> WRITTEN EXERCISE
Drop every picture and give the entries back exactly.

[Start ENTRIES SHOWN]

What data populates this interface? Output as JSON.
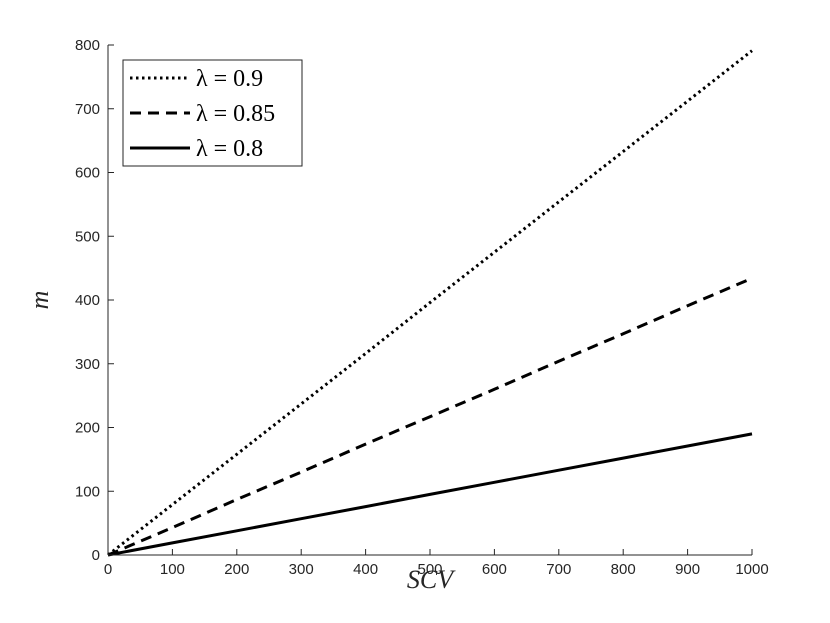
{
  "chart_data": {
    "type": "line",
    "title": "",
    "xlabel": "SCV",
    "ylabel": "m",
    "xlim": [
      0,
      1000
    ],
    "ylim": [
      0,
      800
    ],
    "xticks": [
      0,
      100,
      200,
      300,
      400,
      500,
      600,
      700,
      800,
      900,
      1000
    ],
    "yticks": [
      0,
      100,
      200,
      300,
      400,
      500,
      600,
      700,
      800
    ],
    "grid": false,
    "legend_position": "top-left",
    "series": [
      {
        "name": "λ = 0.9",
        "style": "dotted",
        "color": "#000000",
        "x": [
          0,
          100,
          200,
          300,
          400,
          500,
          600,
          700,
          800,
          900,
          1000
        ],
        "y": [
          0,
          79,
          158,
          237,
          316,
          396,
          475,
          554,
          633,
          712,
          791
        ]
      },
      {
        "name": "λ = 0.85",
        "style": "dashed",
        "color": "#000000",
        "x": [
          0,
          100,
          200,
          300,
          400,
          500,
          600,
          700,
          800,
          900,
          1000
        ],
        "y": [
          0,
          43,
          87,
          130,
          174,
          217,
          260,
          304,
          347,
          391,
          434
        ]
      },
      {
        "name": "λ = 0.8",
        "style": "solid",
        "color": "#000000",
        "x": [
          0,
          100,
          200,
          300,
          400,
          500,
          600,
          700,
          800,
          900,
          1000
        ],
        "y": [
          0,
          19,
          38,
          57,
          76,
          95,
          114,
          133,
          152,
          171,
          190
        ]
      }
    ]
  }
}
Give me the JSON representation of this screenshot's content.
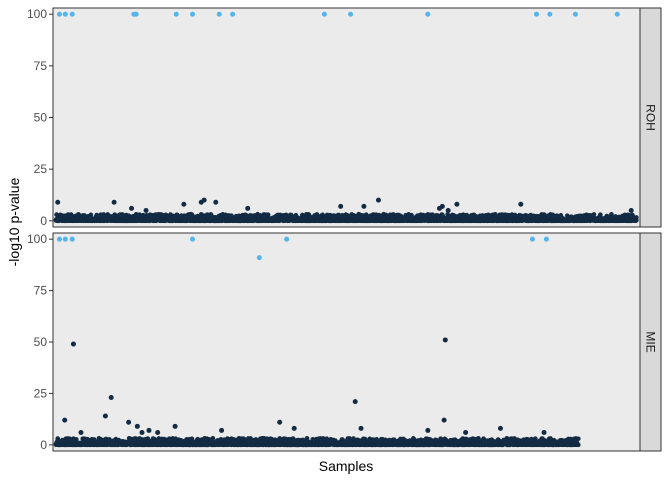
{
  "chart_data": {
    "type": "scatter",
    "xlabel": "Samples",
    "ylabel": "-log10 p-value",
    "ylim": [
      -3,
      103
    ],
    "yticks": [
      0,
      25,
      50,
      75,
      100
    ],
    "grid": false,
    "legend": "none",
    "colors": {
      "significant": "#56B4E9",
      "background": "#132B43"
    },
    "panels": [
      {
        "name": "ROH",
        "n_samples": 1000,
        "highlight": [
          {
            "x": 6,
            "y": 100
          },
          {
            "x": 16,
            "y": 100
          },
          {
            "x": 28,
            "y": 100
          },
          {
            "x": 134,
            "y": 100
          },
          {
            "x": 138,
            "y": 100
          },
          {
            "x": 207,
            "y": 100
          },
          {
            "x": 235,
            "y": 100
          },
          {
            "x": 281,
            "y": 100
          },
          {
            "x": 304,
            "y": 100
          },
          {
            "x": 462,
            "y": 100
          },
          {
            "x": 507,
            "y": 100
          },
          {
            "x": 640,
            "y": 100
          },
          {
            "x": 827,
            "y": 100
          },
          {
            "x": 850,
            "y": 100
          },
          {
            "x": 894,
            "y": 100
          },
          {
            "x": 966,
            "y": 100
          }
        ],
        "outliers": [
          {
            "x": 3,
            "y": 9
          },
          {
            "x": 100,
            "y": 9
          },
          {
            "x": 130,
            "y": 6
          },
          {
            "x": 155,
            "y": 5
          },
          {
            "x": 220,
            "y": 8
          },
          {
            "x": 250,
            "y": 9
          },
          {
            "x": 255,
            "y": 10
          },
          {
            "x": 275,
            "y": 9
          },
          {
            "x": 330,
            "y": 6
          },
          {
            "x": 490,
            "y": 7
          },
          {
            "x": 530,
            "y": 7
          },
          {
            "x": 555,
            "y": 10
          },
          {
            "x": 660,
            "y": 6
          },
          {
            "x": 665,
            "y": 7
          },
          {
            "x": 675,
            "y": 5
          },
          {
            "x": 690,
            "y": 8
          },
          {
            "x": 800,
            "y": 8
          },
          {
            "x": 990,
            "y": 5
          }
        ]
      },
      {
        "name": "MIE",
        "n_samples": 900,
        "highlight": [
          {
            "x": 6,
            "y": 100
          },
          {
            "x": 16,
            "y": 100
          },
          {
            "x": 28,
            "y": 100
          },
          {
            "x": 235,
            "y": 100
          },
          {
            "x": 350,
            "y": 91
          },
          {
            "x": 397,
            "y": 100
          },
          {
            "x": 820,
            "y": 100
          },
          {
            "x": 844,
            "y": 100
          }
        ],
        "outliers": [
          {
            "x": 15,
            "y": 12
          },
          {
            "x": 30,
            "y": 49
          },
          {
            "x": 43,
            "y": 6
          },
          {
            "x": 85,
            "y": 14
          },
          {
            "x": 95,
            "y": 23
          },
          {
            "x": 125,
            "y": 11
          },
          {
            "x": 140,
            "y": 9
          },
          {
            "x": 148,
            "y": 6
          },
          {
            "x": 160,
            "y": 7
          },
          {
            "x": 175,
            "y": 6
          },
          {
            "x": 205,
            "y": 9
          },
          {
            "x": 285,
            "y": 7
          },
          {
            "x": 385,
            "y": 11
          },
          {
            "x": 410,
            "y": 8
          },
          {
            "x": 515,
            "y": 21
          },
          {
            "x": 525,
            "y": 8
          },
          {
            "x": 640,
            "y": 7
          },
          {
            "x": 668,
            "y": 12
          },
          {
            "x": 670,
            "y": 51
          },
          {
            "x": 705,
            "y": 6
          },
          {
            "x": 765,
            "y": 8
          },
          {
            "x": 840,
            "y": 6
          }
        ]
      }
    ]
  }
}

[End ENTRIES SHOWN]

> EXPECTED ANSWER
What data populates this interface? Output as JSON.
{
  "chart_data": {
    "type": "line",
    "title": "",
    "xlabel": "SCV",
    "ylabel": "m",
    "xlim": [
      0,
      1000
    ],
    "ylim": [
      0,
      800
    ],
    "xticks": [
      0,
      100,
      200,
      300,
      400,
      500,
      600,
      700,
      800,
      900,
      1000
    ],
    "yticks": [
      0,
      100,
      200,
      300,
      400,
      500,
      600,
      700,
      800
    ],
    "grid": false,
    "legend_position": "top-left",
    "series": [
      {
        "name": "λ = 0.9",
        "style": "dotted",
        "color": "#000000",
        "x": [
          0,
          100,
          200,
          300,
          400,
          500,
          600,
          700,
          800,
          900,
          1000
        ],
        "y": [
          0,
          79,
          158,
          237,
          316,
          396,
          475,
          554,
          633,
          712,
          791
        ]
      },
      {
        "name": "λ = 0.85",
        "style": "dashed",
        "color": "#000000",
        "x": [
          0,
          100,
          200,
          300,
          400,
          500,
          600,
          700,
          800,
          900,
          1000
        ],
        "y": [
          0,
          43,
          87,
          130,
          174,
          217,
          260,
          304,
          347,
          391,
          434
        ]
      },
      {
        "name": "λ = 0.8",
        "style": "solid",
        "color": "#000000",
        "x": [
          0,
          100,
          200,
          300,
          400,
          500,
          600,
          700,
          800,
          900,
          1000
        ],
        "y": [
          0,
          19,
          38,
          57,
          76,
          95,
          114,
          133,
          152,
          171,
          190
        ]
      }
    ]
  }
}
Give me the JSON representation of this screenshot's content.
{
  "chart_data": {
    "type": "scatter",
    "xlabel": "Samples",
    "ylabel": "-log10 p-value",
    "ylim": [
      -3,
      103
    ],
    "yticks": [
      0,
      25,
      50,
      75,
      100
    ],
    "grid": false,
    "legend": "none",
    "colors": {
      "significant": "#56B4E9",
      "background": "#132B43"
    },
    "panels": [
      {
        "name": "ROH",
        "n_samples": 1000,
        "highlight": [
          {
            "x": 6,
            "y": 100
          },
          {
            "x": 16,
            "y": 100
          },
          {
            "x": 28,
            "y": 100
          },
          {
            "x": 134,
            "y": 100
          },
          {
            "x": 138,
            "y": 100
          },
          {
            "x": 207,
            "y": 100
          },
          {
            "x": 235,
            "y": 100
          },
          {
            "x": 281,
            "y": 100
          },
          {
            "x": 304,
            "y": 100
          },
          {
            "x": 462,
            "y": 100
          },
          {
            "x": 507,
            "y": 100
          },
          {
            "x": 640,
            "y": 100
          },
          {
            "x": 827,
            "y": 100
          },
          {
            "x": 850,
            "y": 100
          },
          {
            "x": 894,
            "y": 100
          },
          {
            "x": 966,
            "y": 100
          }
        ],
        "outliers": [
          {
            "x": 3,
            "y": 9
          },
          {
            "x": 100,
            "y": 9
          },
          {
            "x": 130,
            "y": 6
          },
          {
            "x": 155,
            "y": 5
          },
          {
            "x": 220,
            "y": 8
          },
          {
            "x": 250,
            "y": 9
          },
          {
            "x": 255,
            "y": 10
          },
          {
            "x": 275,
            "y": 9
          },
          {
            "x": 330,
            "y": 6
          },
          {
            "x": 490,
            "y": 7
          },
          {
            "x": 530,
            "y": 7
          },
          {
            "x": 555,
            "y": 10
          },
          {
            "x": 660,
            "y": 6
          },
          {
            "x": 665,
            "y": 7
          },
          {
            "x": 675,
            "y": 5
          },
          {
            "x": 690,
            "y": 8
          },
          {
            "x": 800,
            "y": 8
          },
          {
            "x": 990,
            "y": 5
          }
        ]
      },
      {
        "name": "MIE",
        "n_samples": 900,
        "highlight": [
          {
            "x": 6,
            "y": 100
          },
          {
            "x": 16,
            "y": 100
          },
          {
            "x": 28,
            "y": 100
          },
          {
            "x": 235,
            "y": 100
          },
          {
            "x": 350,
            "y": 91
          },
          {
            "x": 397,
            "y": 100
          },
          {
            "x": 820,
            "y": 100
          },
          {
            "x": 844,
            "y": 100
          }
        ],
        "outliers": [
          {
            "x": 15,
            "y": 12
          },
          {
            "x": 30,
            "y": 49
          },
          {
            "x": 43,
            "y": 6
          },
          {
            "x": 85,
            "y": 14
          },
          {
            "x": 95,
            "y": 23
          },
          {
            "x": 125,
            "y": 11
          },
          {
            "x": 140,
            "y": 9
          },
          {
            "x": 148,
            "y": 6
          },
          {
            "x": 160,
            "y": 7
          },
          {
            "x": 175,
            "y": 6
          },
          {
            "x": 205,
            "y": 9
          },
          {
            "x": 285,
            "y": 7
          },
          {
            "x": 385,
            "y": 11
          },
          {
            "x": 410,
            "y": 8
          },
          {
            "x": 515,
            "y": 21
          },
          {
            "x": 525,
            "y": 8
          },
          {
            "x": 640,
            "y": 7
          },
          {
            "x": 668,
            "y": 12
          },
          {
            "x": 670,
            "y": 51
          },
          {
            "x": 705,
            "y": 6
          },
          {
            "x": 765,
            "y": 8
          },
          {
            "x": 840,
            "y": 6
          }
        ]
      }
    ]
  }
}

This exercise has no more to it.